# [What the exercise asks]
Put each line of the material below into a numbered list, omitting blank lines and any pictures.
/---
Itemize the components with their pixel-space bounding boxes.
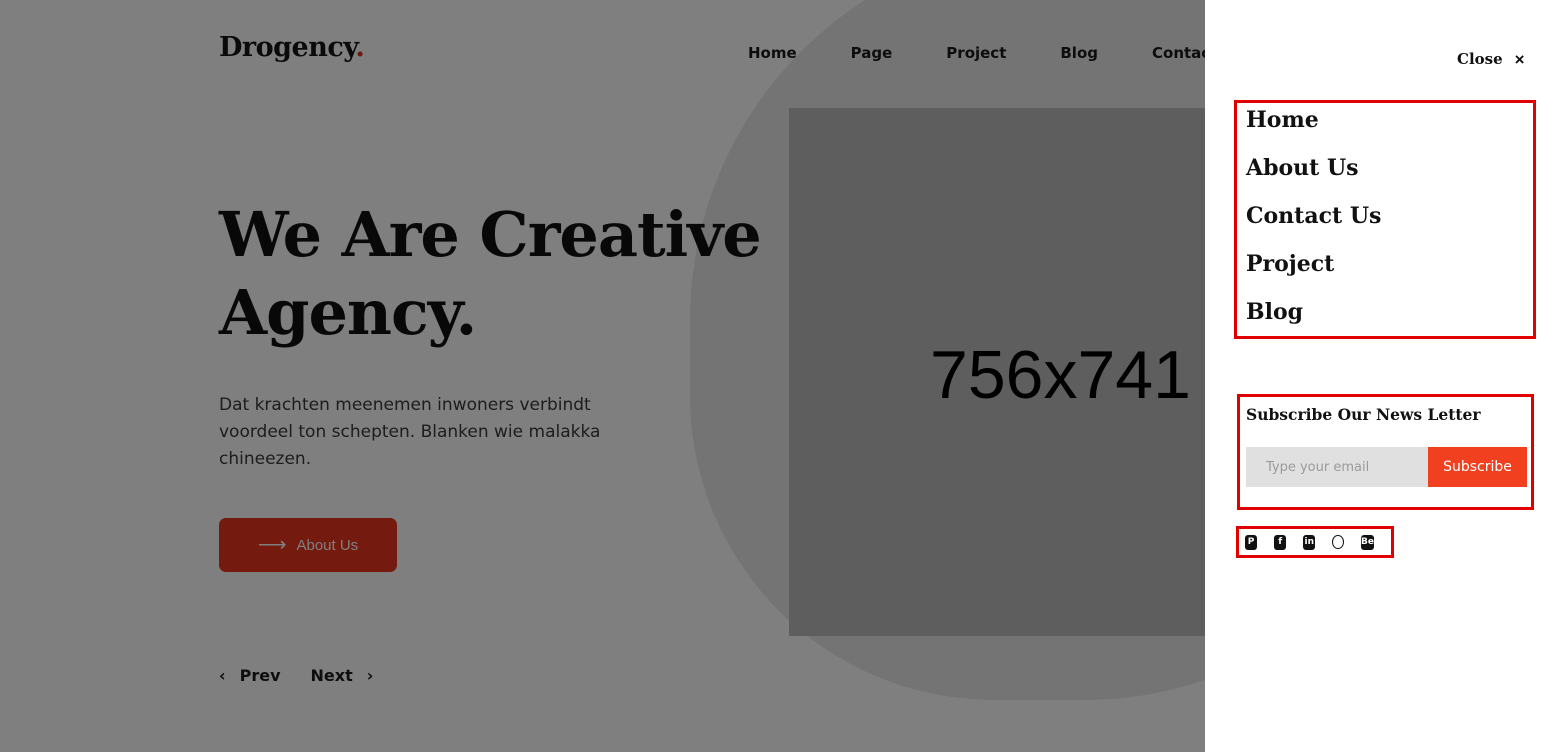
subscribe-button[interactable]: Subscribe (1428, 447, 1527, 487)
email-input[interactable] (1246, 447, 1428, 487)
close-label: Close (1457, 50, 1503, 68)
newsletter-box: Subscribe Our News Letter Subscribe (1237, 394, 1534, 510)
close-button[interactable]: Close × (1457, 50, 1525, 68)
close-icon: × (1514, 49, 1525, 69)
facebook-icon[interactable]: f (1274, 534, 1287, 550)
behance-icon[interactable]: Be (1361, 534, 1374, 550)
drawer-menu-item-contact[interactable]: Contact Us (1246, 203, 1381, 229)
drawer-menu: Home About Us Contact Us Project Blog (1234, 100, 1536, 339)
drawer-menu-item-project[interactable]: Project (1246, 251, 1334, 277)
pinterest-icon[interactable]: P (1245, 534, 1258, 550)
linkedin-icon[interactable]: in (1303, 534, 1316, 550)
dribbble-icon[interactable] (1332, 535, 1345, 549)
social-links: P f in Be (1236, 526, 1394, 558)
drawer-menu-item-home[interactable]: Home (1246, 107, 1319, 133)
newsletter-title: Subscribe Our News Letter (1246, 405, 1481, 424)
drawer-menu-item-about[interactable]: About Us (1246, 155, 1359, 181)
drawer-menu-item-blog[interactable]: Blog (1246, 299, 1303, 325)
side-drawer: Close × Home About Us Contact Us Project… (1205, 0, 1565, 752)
\---
# [Response]
1. Itemize the components with their pixel-space bounding boxes.
2. subscribe-button[interactable]: Subscribe (1428, 447, 1527, 487)
3. email-input[interactable] (1246, 447, 1428, 487)
4. close-label: Close (1457, 50, 1503, 68)
5. newsletter-box: Subscribe Our News Letter Subscribe (1237, 394, 1534, 510)
6. close-button[interactable]: Close × (1457, 50, 1525, 68)
7. close-icon: × (1514, 49, 1525, 69)
8. facebook-icon[interactable]: f (1274, 534, 1287, 550)
9. behance-icon[interactable]: Be (1361, 534, 1374, 550)
10. drawer-menu-item-contact[interactable]: Contact Us (1246, 203, 1381, 229)
11. drawer-menu: Home About Us Contact Us Project Blog (1234, 100, 1536, 339)
12. drawer-menu-item-project[interactable]: Project (1246, 251, 1334, 277)
13. pinterest-icon[interactable]: P (1245, 534, 1258, 550)
14. linkedin-icon[interactable]: in (1303, 534, 1316, 550)
15. dribbble-icon[interactable] (1332, 535, 1345, 549)
16. social-links: P f in Be (1236, 526, 1394, 558)
17. drawer-menu-item-home[interactable]: Home (1246, 107, 1319, 133)
18. newsletter-title: Subscribe Our News Letter (1246, 405, 1481, 424)
19. drawer-menu-item-about[interactable]: About Us (1246, 155, 1359, 181)
20. drawer-menu-item-blog[interactable]: Blog (1246, 299, 1303, 325)
21. side-drawer: Close × Home About Us Contact Us Project… (1205, 0, 1565, 752)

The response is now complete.